### AIM
Return a copy of each line that holds the string "مسجل".

### RECORDS PROVIDED
■ ■ ■ ■

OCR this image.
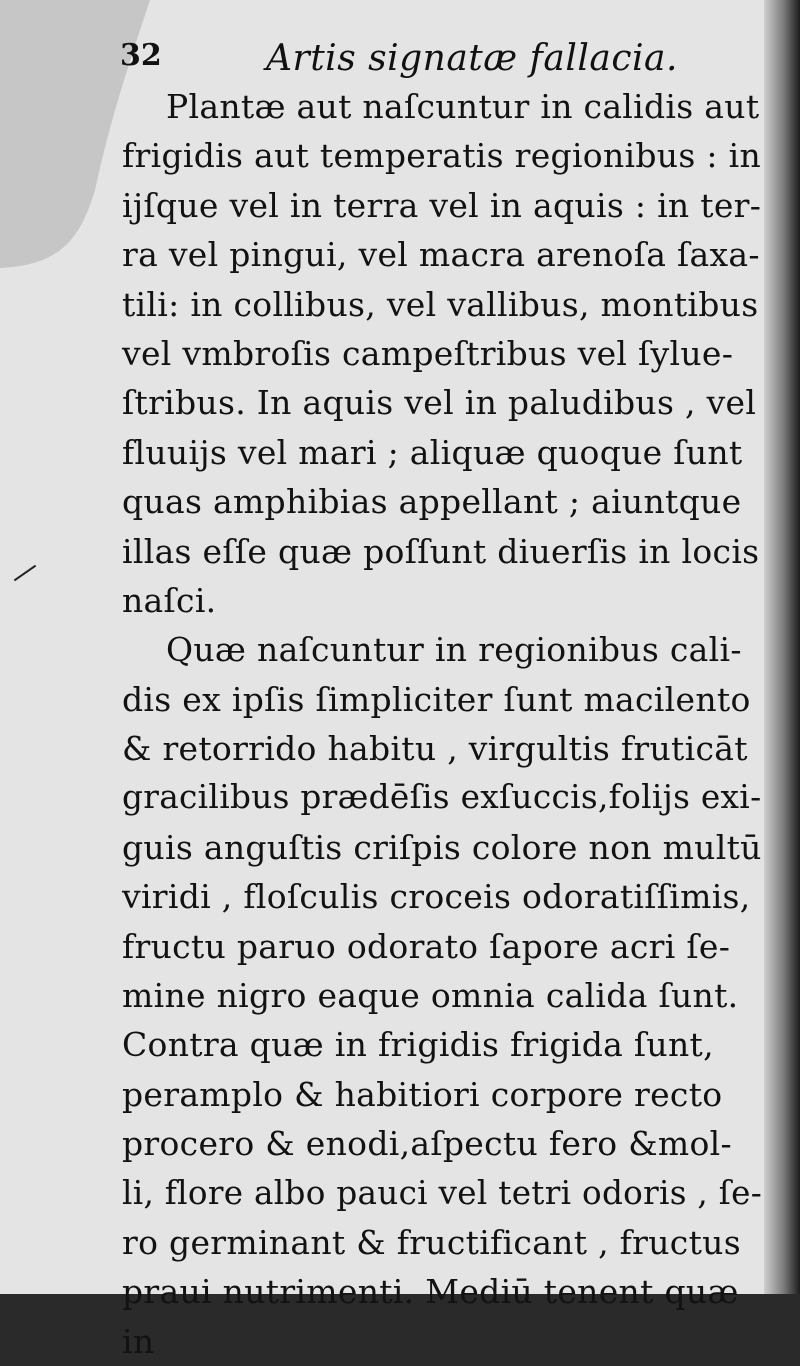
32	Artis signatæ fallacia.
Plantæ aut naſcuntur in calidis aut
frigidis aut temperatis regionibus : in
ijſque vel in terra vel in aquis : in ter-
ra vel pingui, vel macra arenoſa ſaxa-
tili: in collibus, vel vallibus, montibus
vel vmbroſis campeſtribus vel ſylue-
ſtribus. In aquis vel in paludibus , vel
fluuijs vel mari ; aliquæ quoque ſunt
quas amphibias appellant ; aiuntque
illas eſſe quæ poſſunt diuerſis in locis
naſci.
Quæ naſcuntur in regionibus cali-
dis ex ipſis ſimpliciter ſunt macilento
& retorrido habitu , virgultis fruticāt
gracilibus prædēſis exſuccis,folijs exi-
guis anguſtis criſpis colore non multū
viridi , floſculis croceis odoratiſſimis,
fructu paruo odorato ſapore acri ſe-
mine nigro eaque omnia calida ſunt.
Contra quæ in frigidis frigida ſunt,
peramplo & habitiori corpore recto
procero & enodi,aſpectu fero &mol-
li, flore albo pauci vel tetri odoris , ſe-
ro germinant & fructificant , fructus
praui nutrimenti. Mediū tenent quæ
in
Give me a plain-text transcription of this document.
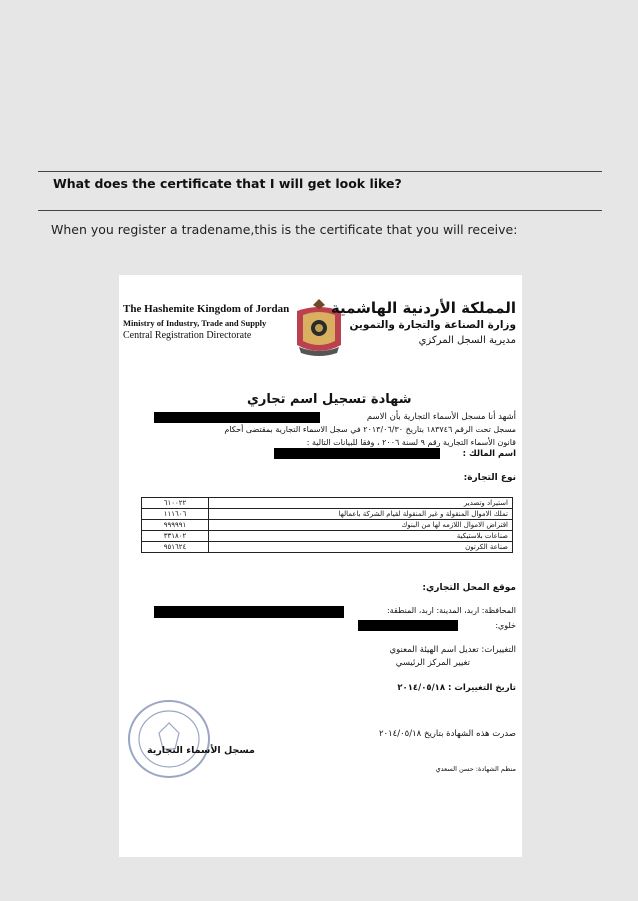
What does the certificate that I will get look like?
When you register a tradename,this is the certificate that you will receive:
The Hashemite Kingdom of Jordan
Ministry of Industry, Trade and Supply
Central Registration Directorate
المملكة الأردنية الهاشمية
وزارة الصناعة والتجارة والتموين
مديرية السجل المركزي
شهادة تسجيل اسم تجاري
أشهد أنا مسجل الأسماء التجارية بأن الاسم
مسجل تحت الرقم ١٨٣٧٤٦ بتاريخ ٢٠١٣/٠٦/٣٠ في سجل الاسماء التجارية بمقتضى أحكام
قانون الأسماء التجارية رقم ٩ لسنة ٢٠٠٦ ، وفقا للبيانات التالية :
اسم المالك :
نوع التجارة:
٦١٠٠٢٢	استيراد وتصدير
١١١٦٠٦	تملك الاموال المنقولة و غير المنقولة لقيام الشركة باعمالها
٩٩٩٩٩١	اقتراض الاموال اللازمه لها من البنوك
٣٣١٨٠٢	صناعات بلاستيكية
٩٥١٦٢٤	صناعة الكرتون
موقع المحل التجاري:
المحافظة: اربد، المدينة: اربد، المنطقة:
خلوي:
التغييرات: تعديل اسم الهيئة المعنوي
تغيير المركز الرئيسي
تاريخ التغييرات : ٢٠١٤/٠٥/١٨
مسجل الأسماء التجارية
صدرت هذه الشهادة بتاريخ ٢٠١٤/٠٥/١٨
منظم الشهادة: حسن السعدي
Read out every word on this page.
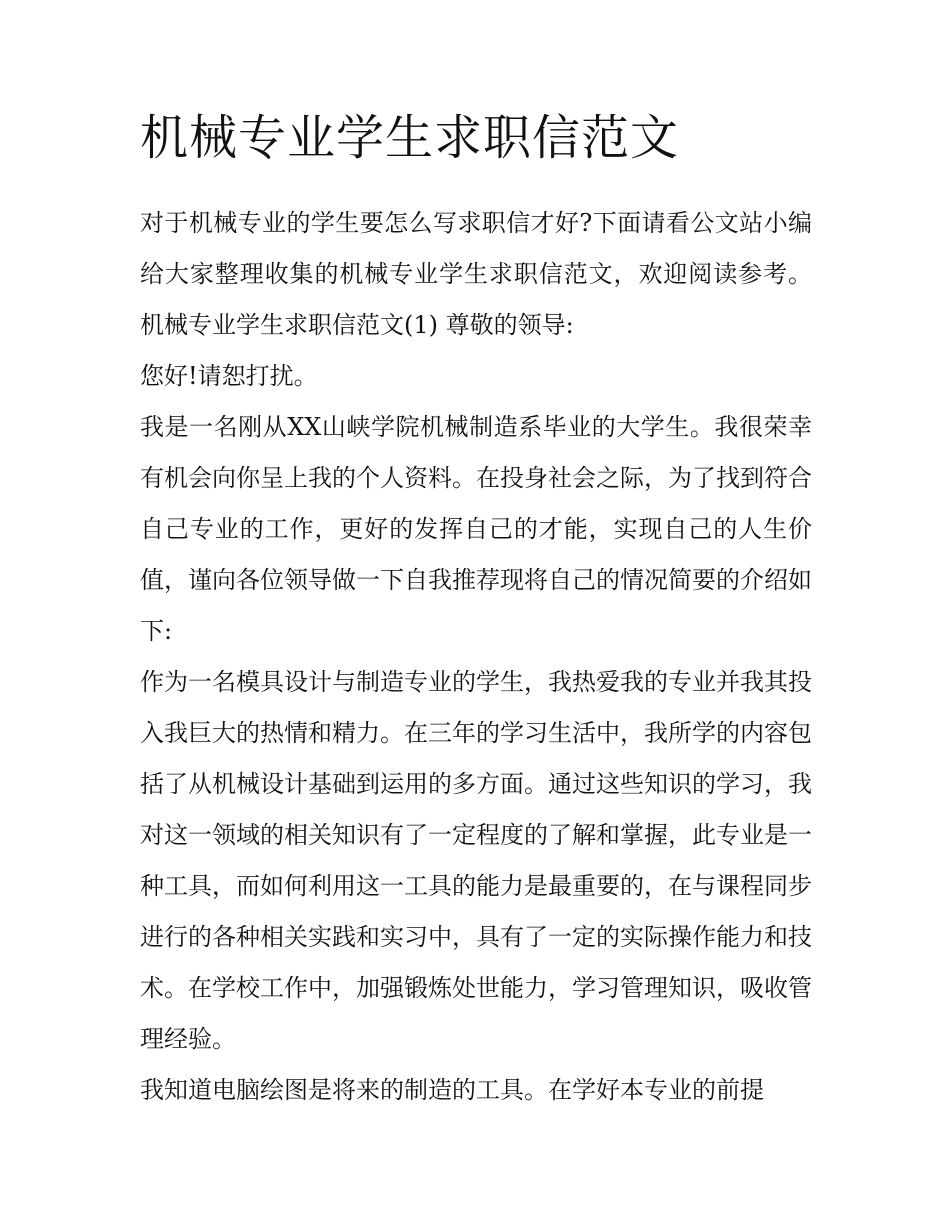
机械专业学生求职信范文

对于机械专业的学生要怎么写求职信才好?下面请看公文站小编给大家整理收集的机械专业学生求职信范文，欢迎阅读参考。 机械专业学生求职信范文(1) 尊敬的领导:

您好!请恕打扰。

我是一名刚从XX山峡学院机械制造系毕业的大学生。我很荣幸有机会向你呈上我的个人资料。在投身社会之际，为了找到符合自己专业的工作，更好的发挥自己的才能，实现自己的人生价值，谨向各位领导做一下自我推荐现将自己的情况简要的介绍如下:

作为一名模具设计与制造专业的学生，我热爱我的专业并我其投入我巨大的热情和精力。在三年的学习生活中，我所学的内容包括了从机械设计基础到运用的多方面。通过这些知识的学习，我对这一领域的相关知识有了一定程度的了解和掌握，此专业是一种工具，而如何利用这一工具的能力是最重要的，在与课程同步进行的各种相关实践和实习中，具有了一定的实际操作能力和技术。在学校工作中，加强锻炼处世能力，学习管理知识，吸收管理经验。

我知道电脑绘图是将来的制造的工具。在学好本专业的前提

■ ■ ■ ■

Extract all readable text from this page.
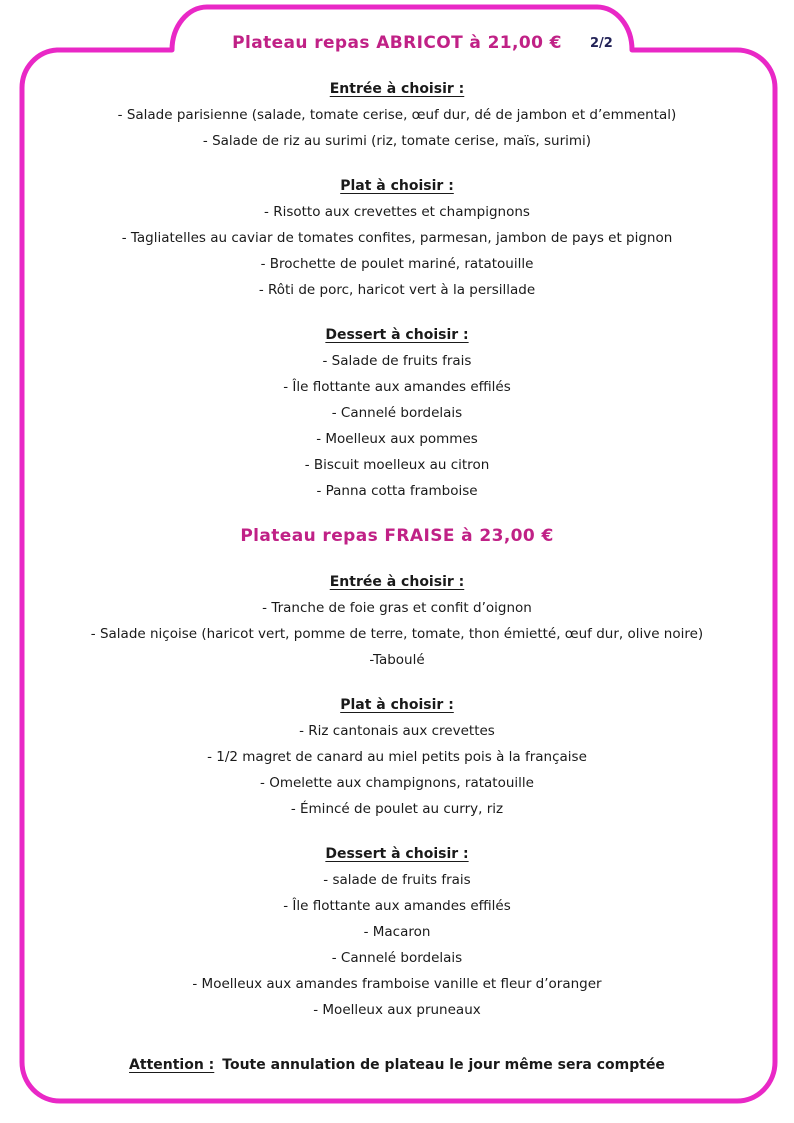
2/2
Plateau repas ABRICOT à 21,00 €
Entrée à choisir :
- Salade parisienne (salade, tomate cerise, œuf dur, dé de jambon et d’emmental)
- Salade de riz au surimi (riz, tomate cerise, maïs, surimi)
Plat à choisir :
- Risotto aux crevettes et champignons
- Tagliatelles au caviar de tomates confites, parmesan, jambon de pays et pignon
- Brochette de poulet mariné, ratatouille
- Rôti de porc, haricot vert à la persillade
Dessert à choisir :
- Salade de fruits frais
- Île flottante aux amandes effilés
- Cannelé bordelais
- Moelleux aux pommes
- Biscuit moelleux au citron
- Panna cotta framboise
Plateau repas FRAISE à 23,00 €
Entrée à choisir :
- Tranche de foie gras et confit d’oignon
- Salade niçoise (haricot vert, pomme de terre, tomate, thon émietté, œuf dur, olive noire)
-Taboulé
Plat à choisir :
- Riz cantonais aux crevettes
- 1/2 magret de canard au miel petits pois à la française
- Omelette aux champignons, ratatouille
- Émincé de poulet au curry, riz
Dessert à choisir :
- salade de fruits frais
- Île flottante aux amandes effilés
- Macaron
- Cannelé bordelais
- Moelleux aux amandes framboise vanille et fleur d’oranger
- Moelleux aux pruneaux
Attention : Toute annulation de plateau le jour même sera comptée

■ ■ ■ ■

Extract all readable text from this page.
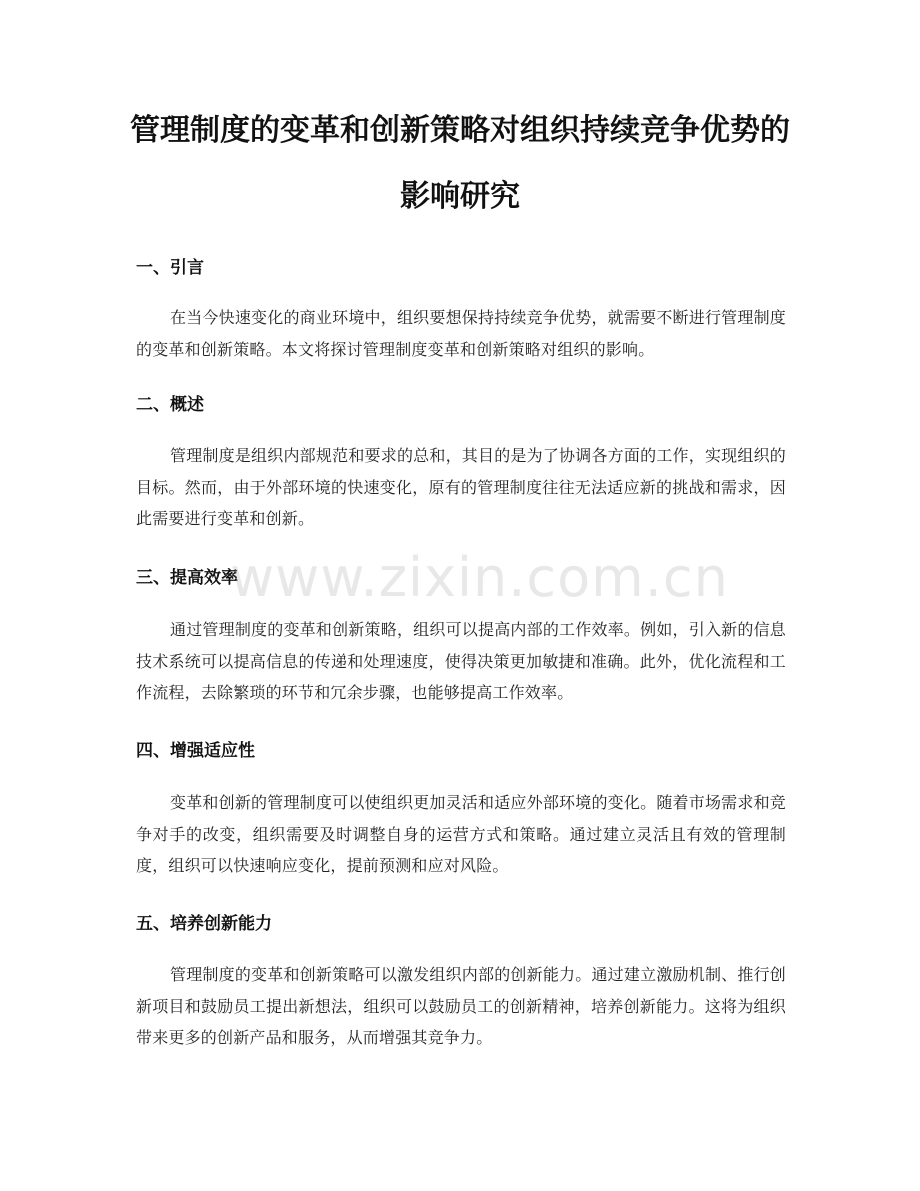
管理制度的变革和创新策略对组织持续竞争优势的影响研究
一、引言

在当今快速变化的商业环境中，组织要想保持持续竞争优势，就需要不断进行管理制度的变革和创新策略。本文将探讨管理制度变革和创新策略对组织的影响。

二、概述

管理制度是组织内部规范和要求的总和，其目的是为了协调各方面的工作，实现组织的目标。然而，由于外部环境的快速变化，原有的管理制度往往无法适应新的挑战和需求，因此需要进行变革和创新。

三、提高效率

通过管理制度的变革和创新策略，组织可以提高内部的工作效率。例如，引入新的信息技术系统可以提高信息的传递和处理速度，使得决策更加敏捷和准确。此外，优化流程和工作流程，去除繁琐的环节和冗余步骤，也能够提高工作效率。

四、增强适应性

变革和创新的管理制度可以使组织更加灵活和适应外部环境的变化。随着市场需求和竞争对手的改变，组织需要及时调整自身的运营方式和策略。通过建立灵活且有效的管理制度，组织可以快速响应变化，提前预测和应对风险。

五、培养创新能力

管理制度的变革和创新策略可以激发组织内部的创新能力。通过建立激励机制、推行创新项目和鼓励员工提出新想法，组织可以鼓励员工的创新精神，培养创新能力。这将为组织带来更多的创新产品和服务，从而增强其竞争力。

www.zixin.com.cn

■ ■ ■ ■

### RESPONSE TO THE TASK
أشهد أنا مسجل الأسماء التجارية بأن الاسم
مسجل تحت الرقم ١٨٣٧٤٦ بتاريخ ٢٠١٣/٠٦/٣٠ في سجل الاسماء التجارية بمقتضى أحكام
مسجل الأسماء التجارية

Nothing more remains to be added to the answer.